**Dataset listings of figures**
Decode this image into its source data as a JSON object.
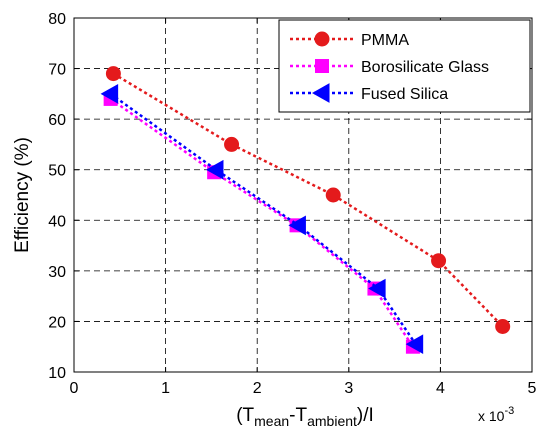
{
  "chart_data": {
    "type": "line",
    "title": "",
    "xlabel": {
      "main": "(T",
      "sub1": "mean",
      "mid": "-T",
      "sub2": "ambient",
      "tail": ")/I"
    },
    "ylabel": "Efficiency (%)",
    "x_scale_note": {
      "base": "x 10",
      "exponent": "-3"
    },
    "xlim": [
      0,
      5
    ],
    "ylim": [
      10,
      80
    ],
    "x_ticks": [
      "0",
      "1",
      "2",
      "3",
      "4",
      "5"
    ],
    "y_ticks": [
      "10",
      "20",
      "30",
      "40",
      "50",
      "60",
      "70",
      "80"
    ],
    "grid": true,
    "legend_position": "top-right",
    "series": [
      {
        "name": "PMMA",
        "color": "#e41a1c",
        "marker": "circle",
        "line_style": "dotted",
        "x": [
          0.43,
          1.72,
          2.83,
          3.98,
          4.68
        ],
        "y": [
          69,
          55,
          45,
          32,
          19
        ]
      },
      {
        "name": "Borosilicate Glass",
        "color": "#ff00ff",
        "marker": "square",
        "line_style": "dotted",
        "x": [
          0.4,
          1.53,
          2.43,
          3.28,
          3.7
        ],
        "y": [
          64,
          49.5,
          39,
          26.5,
          15
        ]
      },
      {
        "name": "Fused Silica",
        "color": "#0000ff",
        "marker": "triangle-left",
        "line_style": "dotted",
        "x": [
          0.4,
          1.55,
          2.45,
          3.32,
          3.73
        ],
        "y": [
          65,
          50,
          39,
          26.5,
          15.5
        ]
      }
    ]
  }
}
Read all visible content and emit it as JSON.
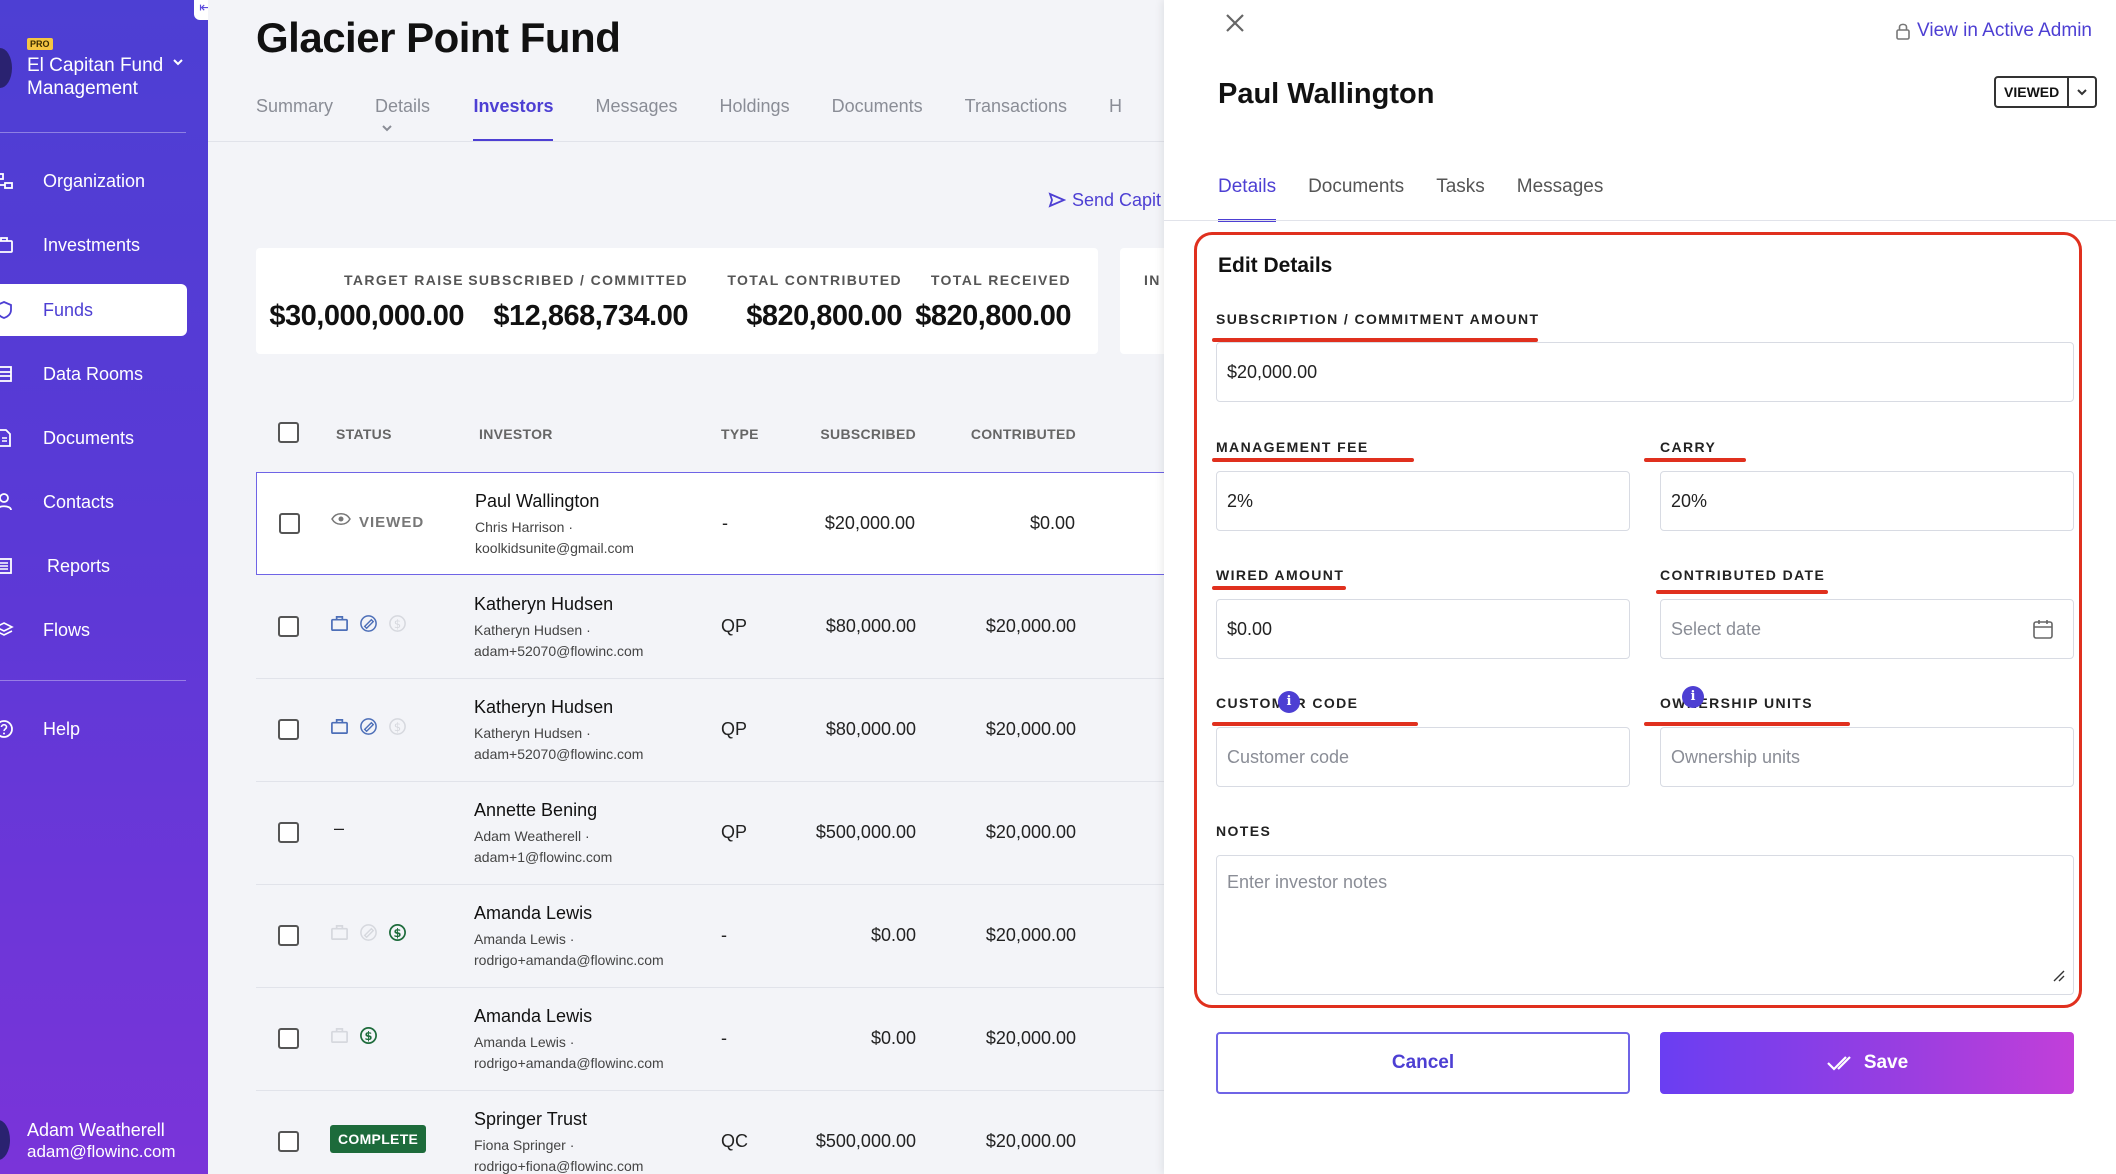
{
  "sidebar": {
    "org": {
      "badge": "PRO",
      "name": "El Capitan Fund Management"
    },
    "items": [
      {
        "label": "Organization",
        "icon": "organization-icon"
      },
      {
        "label": "Investments",
        "icon": "briefcase-icon"
      },
      {
        "label": "Funds",
        "icon": "shield-icon",
        "active": true
      },
      {
        "label": "Data Rooms",
        "icon": "data-room-icon"
      },
      {
        "label": "Documents",
        "icon": "document-icon"
      },
      {
        "label": "Contacts",
        "icon": "person-icon"
      },
      {
        "label": "Reports",
        "icon": "report-icon"
      },
      {
        "label": "Flows",
        "icon": "layers-icon"
      },
      {
        "label": "Help",
        "icon": "help-icon"
      }
    ],
    "user": {
      "name": "Adam Weatherell",
      "email": "adam@flowinc.com"
    }
  },
  "main": {
    "title": "Glacier Point Fund",
    "tabs": [
      "Summary",
      "Details",
      "Investors",
      "Messages",
      "Holdings",
      "Documents",
      "Transactions",
      "H"
    ],
    "active_tab": "Investors",
    "send_link": "Send Capit",
    "stats": [
      {
        "label": "TARGET RAISE",
        "value": "$30,000,000.00"
      },
      {
        "label": "SUBSCRIBED / COMMITTED",
        "value": "$12,868,734.00"
      },
      {
        "label": "TOTAL CONTRIBUTED",
        "value": "$820,800.00"
      },
      {
        "label": "TOTAL RECEIVED",
        "value": "$820,800.00"
      }
    ],
    "stats_extra_label": "IN",
    "table": {
      "headers": {
        "status": "STATUS",
        "investor": "INVESTOR",
        "type": "TYPE",
        "subscribed": "SUBSCRIBED",
        "contributed": "CONTRIBUTED"
      },
      "rows": [
        {
          "status": "VIEWED",
          "name": "Paul Wallington",
          "contact": "Chris Harrison ·",
          "email": "koolkidsunite@gmail.com",
          "type": "-",
          "subscribed": "$20,000.00",
          "contributed": "$0.00"
        },
        {
          "status": "",
          "name": "Katheryn Hudsen",
          "contact": "Katheryn Hudsen ·",
          "email": "adam+52070@flowinc.com",
          "type": "QP",
          "subscribed": "$80,000.00",
          "contributed": "$20,000.00"
        },
        {
          "status": "",
          "name": "Katheryn Hudsen",
          "contact": "Katheryn Hudsen ·",
          "email": "adam+52070@flowinc.com",
          "type": "QP",
          "subscribed": "$80,000.00",
          "contributed": "$20,000.00"
        },
        {
          "status": "–",
          "name": "Annette Bening",
          "contact": "Adam Weatherell ·",
          "email": "adam+1@flowinc.com",
          "type": "QP",
          "subscribed": "$500,000.00",
          "contributed": "$20,000.00"
        },
        {
          "status": "",
          "name": "Amanda Lewis",
          "contact": "Amanda Lewis ·",
          "email": "rodrigo+amanda@flowinc.com",
          "type": "-",
          "subscribed": "$0.00",
          "contributed": "$20,000.00"
        },
        {
          "status": "",
          "name": "Amanda Lewis",
          "contact": "Amanda Lewis ·",
          "email": "rodrigo+amanda@flowinc.com",
          "type": "-",
          "subscribed": "$0.00",
          "contributed": "$20,000.00"
        },
        {
          "status": "COMPLETE",
          "name": "Springer Trust",
          "contact": "Fiona Springer ·",
          "email": "rodrigo+fiona@flowinc.com",
          "type": "QC",
          "subscribed": "$500,000.00",
          "contributed": "$20,000.00"
        }
      ]
    }
  },
  "panel": {
    "admin_link": "View in Active Admin",
    "title": "Paul Wallington",
    "status": "VIEWED",
    "tabs": [
      "Details",
      "Documents",
      "Tasks",
      "Messages"
    ],
    "active_tab": "Details",
    "form": {
      "heading": "Edit Details",
      "subscription": {
        "label": "SUBSCRIPTION / COMMITMENT AMOUNT",
        "value": "$20,000.00"
      },
      "management_fee": {
        "label": "MANAGEMENT FEE",
        "value": "2%"
      },
      "carry": {
        "label": "CARRY",
        "value": "20%"
      },
      "wired_amount": {
        "label": "WIRED AMOUNT",
        "value": "$0.00"
      },
      "contributed_date": {
        "label": "CONTRIBUTED DATE",
        "placeholder": "Select date"
      },
      "customer_code": {
        "label": "CUSTOMER CODE",
        "placeholder": "Customer code"
      },
      "ownership_units": {
        "label": "OWNERSHIP UNITS",
        "placeholder": "Ownership units"
      },
      "notes": {
        "label": "NOTES",
        "placeholder": "Enter investor notes"
      }
    },
    "cancel_label": "Cancel",
    "save_label": "Save"
  },
  "colors": {
    "accent": "#4d3fd3",
    "highlight": "#e0301e",
    "complete_badge": "#1d6b3b"
  }
}
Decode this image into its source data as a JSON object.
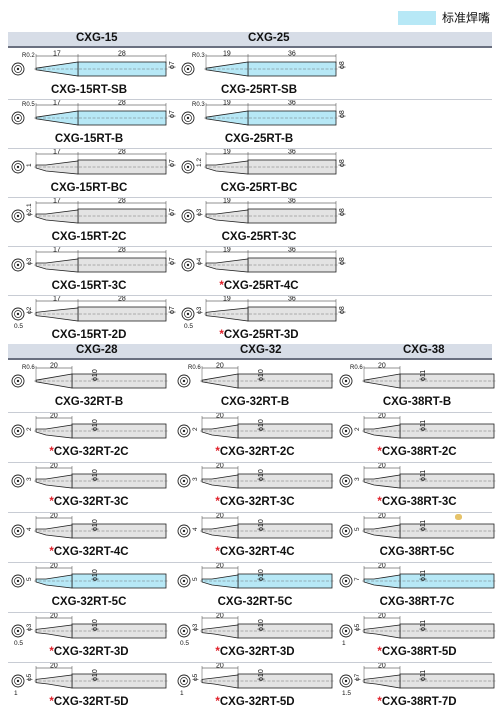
{
  "legend": {
    "color": "#b7e8f6",
    "text": "标准焊嘴"
  },
  "sections": [
    {
      "headers": [
        "CXG-15",
        "CXG-25"
      ],
      "rows": [
        [
          {
            "label": "CXG-15RT-SB",
            "star": false,
            "dims": {
              "r": "R0.2",
              "a": "17",
              "b": "28",
              "d": "ϕ7"
            },
            "highlight": true,
            "shape": "cone"
          },
          {
            "label": "CXG-25RT-SB",
            "star": false,
            "dims": {
              "r": "R0.3",
              "a": "19",
              "b": "36",
              "d": "ϕ8"
            },
            "highlight": true,
            "shape": "cone"
          }
        ],
        [
          {
            "label": "CXG-15RT-B",
            "star": false,
            "dims": {
              "r": "R0.5",
              "a": "17",
              "b": "28",
              "d": "ϕ7"
            },
            "highlight": true,
            "shape": "cone"
          },
          {
            "label": "CXG-25RT-B",
            "star": false,
            "dims": {
              "r": "R0.3",
              "a": "19",
              "b": "36",
              "d": "ϕ8"
            },
            "highlight": true,
            "shape": "cone"
          }
        ],
        [
          {
            "label": "CXG-15RT-BC",
            "star": false,
            "dims": {
              "s": "1",
              "a": "17",
              "b": "28",
              "d": "ϕ7"
            },
            "highlight": false,
            "shape": "bevel"
          },
          {
            "label": "CXG-25RT-BC",
            "star": false,
            "dims": {
              "s": "1.2",
              "a": "19",
              "b": "36",
              "d": "ϕ8"
            },
            "highlight": false,
            "shape": "bevel"
          }
        ],
        [
          {
            "label": "CXG-15RT-2C",
            "star": false,
            "dims": {
              "s": "ϕ2.1",
              "a": "17",
              "b": "28",
              "d": "ϕ7"
            },
            "highlight": false,
            "shape": "bevel"
          },
          {
            "label": "CXG-25RT-3C",
            "star": false,
            "dims": {
              "s": "ϕ3",
              "a": "19",
              "b": "36",
              "d": "ϕ8"
            },
            "highlight": false,
            "shape": "bevel"
          }
        ],
        [
          {
            "label": "CXG-15RT-3C",
            "star": false,
            "dims": {
              "s": "ϕ3",
              "a": "17",
              "b": "28",
              "d": "ϕ7"
            },
            "highlight": false,
            "shape": "bevel"
          },
          {
            "label": "CXG-25RT-4C",
            "star": true,
            "dims": {
              "s": "ϕ4",
              "a": "19",
              "b": "36",
              "d": "ϕ8"
            },
            "highlight": false,
            "shape": "bevel"
          }
        ],
        [
          {
            "label": "CXG-15RT-2D",
            "star": false,
            "dims": {
              "s": "ϕ2",
              "a": "17",
              "b": "28",
              "d": "ϕ7",
              "t": "0.5"
            },
            "highlight": false,
            "shape": "chisel"
          },
          {
            "label": "CXG-25RT-3D",
            "star": true,
            "dims": {
              "s": "ϕ3",
              "a": "19",
              "b": "36",
              "d": "ϕ8",
              "t": "0.5"
            },
            "highlight": false,
            "shape": "chisel"
          }
        ]
      ]
    },
    {
      "headers": [
        "CXG-28",
        "CXG-32",
        "CXG-38"
      ],
      "rows": [
        [
          {
            "label": "CXG-32RT-B",
            "star": false,
            "dims": {
              "r": "R0.6",
              "a": "20",
              "d": "ϕ10"
            },
            "highlight": false,
            "shape": "cone"
          },
          {
            "label": "CXG-32RT-B",
            "star": false,
            "dims": {
              "r": "R0.6",
              "a": "20",
              "d": "ϕ10"
            },
            "highlight": false,
            "shape": "cone"
          },
          {
            "label": "CXG-38RT-B",
            "star": false,
            "dims": {
              "r": "R0.6",
              "a": "20",
              "d": "ϕ11"
            },
            "highlight": false,
            "shape": "cone"
          }
        ],
        [
          {
            "label": "CXG-32RT-2C",
            "star": true,
            "dims": {
              "s": "2",
              "a": "20",
              "d": "ϕ10"
            },
            "highlight": false,
            "shape": "bevel"
          },
          {
            "label": "CXG-32RT-2C",
            "star": true,
            "dims": {
              "s": "2",
              "a": "20",
              "d": "ϕ10"
            },
            "highlight": false,
            "shape": "bevel"
          },
          {
            "label": "CXG-38RT-2C",
            "star": true,
            "dims": {
              "s": "2",
              "a": "20",
              "d": "ϕ11"
            },
            "highlight": false,
            "shape": "bevel"
          }
        ],
        [
          {
            "label": "CXG-32RT-3C",
            "star": true,
            "dims": {
              "s": "3",
              "a": "20",
              "d": "ϕ10"
            },
            "highlight": false,
            "shape": "bevel"
          },
          {
            "label": "CXG-32RT-3C",
            "star": true,
            "dims": {
              "s": "3",
              "a": "20",
              "d": "ϕ10"
            },
            "highlight": false,
            "shape": "bevel"
          },
          {
            "label": "CXG-38RT-3C",
            "star": true,
            "dims": {
              "s": "3",
              "a": "20",
              "d": "ϕ11"
            },
            "highlight": false,
            "shape": "bevel"
          }
        ],
        [
          {
            "label": "CXG-32RT-4C",
            "star": true,
            "dims": {
              "s": "4",
              "a": "20",
              "d": "ϕ10"
            },
            "highlight": false,
            "shape": "bevel"
          },
          {
            "label": "CXG-32RT-4C",
            "star": true,
            "dims": {
              "s": "4",
              "a": "20",
              "d": "ϕ10"
            },
            "highlight": false,
            "shape": "bevel"
          },
          {
            "label": "CXG-38RT-5C",
            "star": false,
            "dims": {
              "s": "5",
              "a": "20",
              "d": "ϕ11"
            },
            "highlight": false,
            "shape": "bevel"
          }
        ],
        [
          {
            "label": "CXG-32RT-5C",
            "star": false,
            "dims": {
              "s": "5",
              "a": "20",
              "d": "ϕ10"
            },
            "highlight": true,
            "shape": "bevel"
          },
          {
            "label": "CXG-32RT-5C",
            "star": false,
            "dims": {
              "s": "5",
              "a": "20",
              "d": "ϕ10"
            },
            "highlight": true,
            "shape": "bevel"
          },
          {
            "label": "CXG-38RT-7C",
            "star": false,
            "dims": {
              "s": "7",
              "a": "20",
              "d": "ϕ11"
            },
            "highlight": true,
            "shape": "bevel"
          }
        ],
        [
          {
            "label": "CXG-32RT-3D",
            "star": true,
            "dims": {
              "s": "ϕ3",
              "a": "20",
              "d": "ϕ10",
              "t": "0.5"
            },
            "highlight": false,
            "shape": "chisel"
          },
          {
            "label": "CXG-32RT-3D",
            "star": true,
            "dims": {
              "s": "ϕ3",
              "a": "20",
              "d": "ϕ10",
              "t": "0.5"
            },
            "highlight": false,
            "shape": "chisel"
          },
          {
            "label": "CXG-38RT-5D",
            "star": true,
            "dims": {
              "s": "ϕ5",
              "a": "20",
              "d": "ϕ11",
              "t": "1"
            },
            "highlight": false,
            "shape": "chisel"
          }
        ],
        [
          {
            "label": "CXG-32RT-5D",
            "star": true,
            "dims": {
              "s": "ϕ5",
              "a": "20",
              "d": "ϕ10",
              "t": "1"
            },
            "highlight": false,
            "shape": "chisel"
          },
          {
            "label": "CXG-32RT-5D",
            "star": true,
            "dims": {
              "s": "ϕ5",
              "a": "20",
              "d": "ϕ10",
              "t": "1"
            },
            "highlight": false,
            "shape": "chisel"
          },
          {
            "label": "CXG-38RT-7D",
            "star": true,
            "dims": {
              "s": "ϕ7",
              "a": "20",
              "d": "ϕ11",
              "t": "1.5"
            },
            "highlight": false,
            "shape": "chisel"
          }
        ]
      ]
    }
  ]
}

**REQUIREMENTS**
Copy each line of the listing that includes "flowinc".

**TASK RESPONSE**
      "email": "adam@flowinc.com"
          "email": "adam+52070@flowinc.com",
          "email": "adam+52070@flowinc.com",
          "email": "adam+1@flowinc.com",
          "email": "rodrigo+amanda@flowinc.com",
          "email": "rodrigo+amanda@flowinc.com",
          "email": "rodrigo+fiona@flowinc.com",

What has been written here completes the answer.